(Raw records)

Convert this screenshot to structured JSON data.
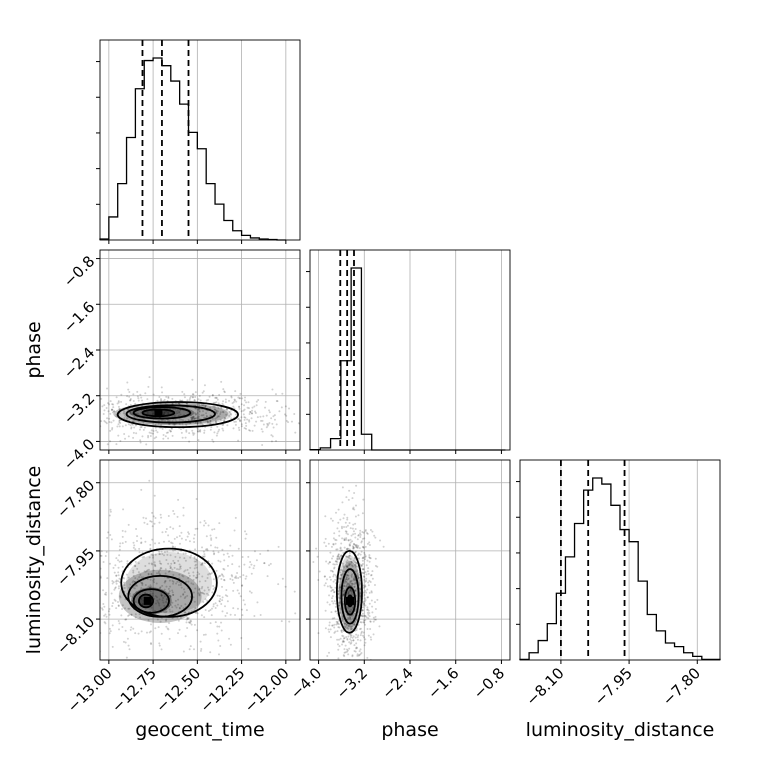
{
  "chart_data": {
    "type": "corner",
    "parameters": [
      "geocent_time",
      "phase",
      "luminosity_distance"
    ],
    "axis_labels": {
      "geocent_time": "geocent_time",
      "phase": "phase",
      "luminosity_distance": "luminosity_distance"
    },
    "ranges": {
      "geocent_time": [
        -13.05,
        -11.92
      ],
      "phase": [
        -4.15,
        -0.65
      ],
      "luminosity_distance": [
        -8.19,
        -7.75
      ]
    },
    "ticks": {
      "geocent_time": [
        -13.0,
        -12.75,
        -12.5,
        -12.25,
        -12.0
      ],
      "phase": [
        -4.0,
        -3.2,
        -2.4,
        -1.6,
        -0.8
      ],
      "luminosity_distance": [
        -8.1,
        -7.95,
        -7.8
      ]
    },
    "tick_labels": {
      "geocent_time": [
        "−13.00",
        "−12.75",
        "−12.50",
        "−12.25",
        "−12.00"
      ],
      "phase": [
        "−4.0",
        "−3.2",
        "−2.4",
        "−1.6",
        "−0.8"
      ],
      "luminosity_distance": [
        "−8.10",
        "−7.95",
        "−7.80"
      ]
    },
    "histograms": {
      "geocent_time": {
        "edges": [
          -13.05,
          -13.0,
          -12.95,
          -12.9,
          -12.85,
          -12.8,
          -12.75,
          -12.7,
          -12.65,
          -12.6,
          -12.55,
          -12.5,
          -12.45,
          -12.4,
          -12.35,
          -12.3,
          -12.25,
          -12.2,
          -12.15,
          -12.1,
          -12.05,
          -12.0
        ],
        "counts": [
          2,
          45,
          110,
          200,
          295,
          350,
          355,
          340,
          310,
          265,
          210,
          178,
          110,
          70,
          38,
          18,
          9,
          4,
          2,
          1,
          0
        ]
      },
      "phase": {
        "edges": [
          -4.15,
          -3.97,
          -3.79,
          -3.61,
          -3.43,
          -3.25,
          -3.07,
          -2.89,
          -2.71,
          -2.53,
          -2.35,
          -2.17,
          -1.99,
          -1.81,
          -1.63,
          -1.45,
          -1.27,
          -1.09,
          -0.91,
          -0.73
        ],
        "counts": [
          2,
          12,
          65,
          510,
          1040,
          90,
          0,
          0,
          0,
          0,
          0,
          0,
          0,
          0,
          0,
          0,
          0,
          0,
          0
        ]
      },
      "luminosity_distance": {
        "edges": [
          -8.19,
          -8.17,
          -8.15,
          -8.13,
          -8.11,
          -8.09,
          -8.07,
          -8.05,
          -8.03,
          -8.01,
          -7.99,
          -7.97,
          -7.95,
          -7.93,
          -7.91,
          -7.89,
          -7.87,
          -7.85,
          -7.83,
          -7.81,
          -7.79,
          -7.77,
          -7.75
        ],
        "counts": [
          1,
          12,
          32,
          60,
          110,
          170,
          225,
          280,
          300,
          290,
          255,
          215,
          195,
          130,
          75,
          48,
          28,
          22,
          12,
          6,
          1,
          1
        ]
      }
    },
    "quantiles": {
      "geocent_time": [
        -12.81,
        -12.7,
        -12.55
      ],
      "phase": [
        -3.62,
        -3.5,
        -3.38
      ],
      "luminosity_distance": [
        -8.1,
        -8.04,
        -7.96
      ]
    },
    "contours": [
      {
        "x": "geocent_time",
        "y": "phase",
        "peak": [
          -12.72,
          -3.5
        ],
        "levels": [
          {
            "cx": -12.72,
            "cy": -3.5,
            "rx": 0.09,
            "ry": 0.06
          },
          {
            "cx": -12.7,
            "cy": -3.5,
            "rx": 0.16,
            "ry": 0.1
          },
          {
            "cx": -12.65,
            "cy": -3.52,
            "rx": 0.25,
            "ry": 0.15
          },
          {
            "cx": -12.61,
            "cy": -3.53,
            "rx": 0.34,
            "ry": 0.22
          }
        ]
      },
      {
        "x": "geocent_time",
        "y": "luminosity_distance",
        "peak": [
          -12.78,
          -8.06
        ],
        "levels": [
          {
            "cx": -12.79,
            "cy": -8.06,
            "rx": 0.04,
            "ry": 0.014
          },
          {
            "cx": -12.76,
            "cy": -8.06,
            "rx": 0.1,
            "ry": 0.026
          },
          {
            "cx": -12.71,
            "cy": -8.05,
            "rx": 0.18,
            "ry": 0.045
          },
          {
            "cx": -12.66,
            "cy": -8.02,
            "rx": 0.27,
            "ry": 0.075
          }
        ]
      },
      {
        "x": "phase",
        "y": "luminosity_distance",
        "peak": [
          -3.45,
          -8.06
        ],
        "levels": [
          {
            "cx": -3.45,
            "cy": -8.06,
            "rx": 0.04,
            "ry": 0.012
          },
          {
            "cx": -3.45,
            "cy": -8.06,
            "rx": 0.09,
            "ry": 0.03
          },
          {
            "cx": -3.45,
            "cy": -8.05,
            "rx": 0.15,
            "ry": 0.06
          },
          {
            "cx": -3.46,
            "cy": -8.04,
            "rx": 0.22,
            "ry": 0.09
          }
        ]
      }
    ],
    "grid": true
  }
}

Goal:
Repeat the data above exactly, but not the pictures.

The completed task:
Convert this screenshot to structured JSON data.
{
  "chart_data": {
    "type": "corner",
    "parameters": [
      "geocent_time",
      "phase",
      "luminosity_distance"
    ],
    "axis_labels": {
      "geocent_time": "geocent_time",
      "phase": "phase",
      "luminosity_distance": "luminosity_distance"
    },
    "ranges": {
      "geocent_time": [
        -13.05,
        -11.92
      ],
      "phase": [
        -4.15,
        -0.65
      ],
      "luminosity_distance": [
        -8.19,
        -7.75
      ]
    },
    "ticks": {
      "geocent_time": [
        -13.0,
        -12.75,
        -12.5,
        -12.25,
        -12.0
      ],
      "phase": [
        -4.0,
        -3.2,
        -2.4,
        -1.6,
        -0.8
      ],
      "luminosity_distance": [
        -8.1,
        -7.95,
        -7.8
      ]
    },
    "tick_labels": {
      "geocent_time": [
        "−13.00",
        "−12.75",
        "−12.50",
        "−12.25",
        "−12.00"
      ],
      "phase": [
        "−4.0",
        "−3.2",
        "−2.4",
        "−1.6",
        "−0.8"
      ],
      "luminosity_distance": [
        "−8.10",
        "−7.95",
        "−7.80"
      ]
    },
    "histograms": {
      "geocent_time": {
        "edges": [
          -13.05,
          -13.0,
          -12.95,
          -12.9,
          -12.85,
          -12.8,
          -12.75,
          -12.7,
          -12.65,
          -12.6,
          -12.55,
          -12.5,
          -12.45,
          -12.4,
          -12.35,
          -12.3,
          -12.25,
          -12.2,
          -12.15,
          -12.1,
          -12.05,
          -12.0
        ],
        "counts": [
          2,
          45,
          110,
          200,
          295,
          350,
          355,
          340,
          310,
          265,
          210,
          178,
          110,
          70,
          38,
          18,
          9,
          4,
          2,
          1,
          0
        ]
      },
      "phase": {
        "edges": [
          -4.15,
          -3.97,
          -3.79,
          -3.61,
          -3.43,
          -3.25,
          -3.07,
          -2.89,
          -2.71,
          -2.53,
          -2.35,
          -2.17,
          -1.99,
          -1.81,
          -1.63,
          -1.45,
          -1.27,
          -1.09,
          -0.91,
          -0.73
        ],
        "counts": [
          2,
          12,
          65,
          510,
          1040,
          90,
          0,
          0,
          0,
          0,
          0,
          0,
          0,
          0,
          0,
          0,
          0,
          0,
          0
        ]
      },
      "luminosity_distance": {
        "edges": [
          -8.19,
          -8.17,
          -8.15,
          -8.13,
          -8.11,
          -8.09,
          -8.07,
          -8.05,
          -8.03,
          -8.01,
          -7.99,
          -7.97,
          -7.95,
          -7.93,
          -7.91,
          -7.89,
          -7.87,
          -7.85,
          -7.83,
          -7.81,
          -7.79,
          -7.77,
          -7.75
        ],
        "counts": [
          1,
          12,
          32,
          60,
          110,
          170,
          225,
          280,
          300,
          290,
          255,
          215,
          195,
          130,
          75,
          48,
          28,
          22,
          12,
          6,
          1,
          1
        ]
      }
    },
    "quantiles": {
      "geocent_time": [
        -12.81,
        -12.7,
        -12.55
      ],
      "phase": [
        -3.62,
        -3.5,
        -3.38
      ],
      "luminosity_distance": [
        -8.1,
        -8.04,
        -7.96
      ]
    },
    "contours": [
      {
        "x": "geocent_time",
        "y": "phase",
        "peak": [
          -12.72,
          -3.5
        ],
        "levels": [
          {
            "cx": -12.72,
            "cy": -3.5,
            "rx": 0.09,
            "ry": 0.06
          },
          {
            "cx": -12.7,
            "cy": -3.5,
            "rx": 0.16,
            "ry": 0.1
          },
          {
            "cx": -12.65,
            "cy": -3.52,
            "rx": 0.25,
            "ry": 0.15
          },
          {
            "cx": -12.61,
            "cy": -3.53,
            "rx": 0.34,
            "ry": 0.22
          }
        ]
      },
      {
        "x": "geocent_time",
        "y": "luminosity_distance",
        "peak": [
          -12.78,
          -8.06
        ],
        "levels": [
          {
            "cx": -12.79,
            "cy": -8.06,
            "rx": 0.04,
            "ry": 0.014
          },
          {
            "cx": -12.76,
            "cy": -8.06,
            "rx": 0.1,
            "ry": 0.026
          },
          {
            "cx": -12.71,
            "cy": -8.05,
            "rx": 0.18,
            "ry": 0.045
          },
          {
            "cx": -12.66,
            "cy": -8.02,
            "rx": 0.27,
            "ry": 0.075
          }
        ]
      },
      {
        "x": "phase",
        "y": "luminosity_distance",
        "peak": [
          -3.45,
          -8.06
        ],
        "levels": [
          {
            "cx": -3.45,
            "cy": -8.06,
            "rx": 0.04,
            "ry": 0.012
          },
          {
            "cx": -3.45,
            "cy": -8.06,
            "rx": 0.09,
            "ry": 0.03
          },
          {
            "cx": -3.45,
            "cy": -8.05,
            "rx": 0.15,
            "ry": 0.06
          },
          {
            "cx": -3.46,
            "cy": -8.04,
            "rx": 0.22,
            "ry": 0.09
          }
        ]
      }
    ],
    "grid": true
  }
}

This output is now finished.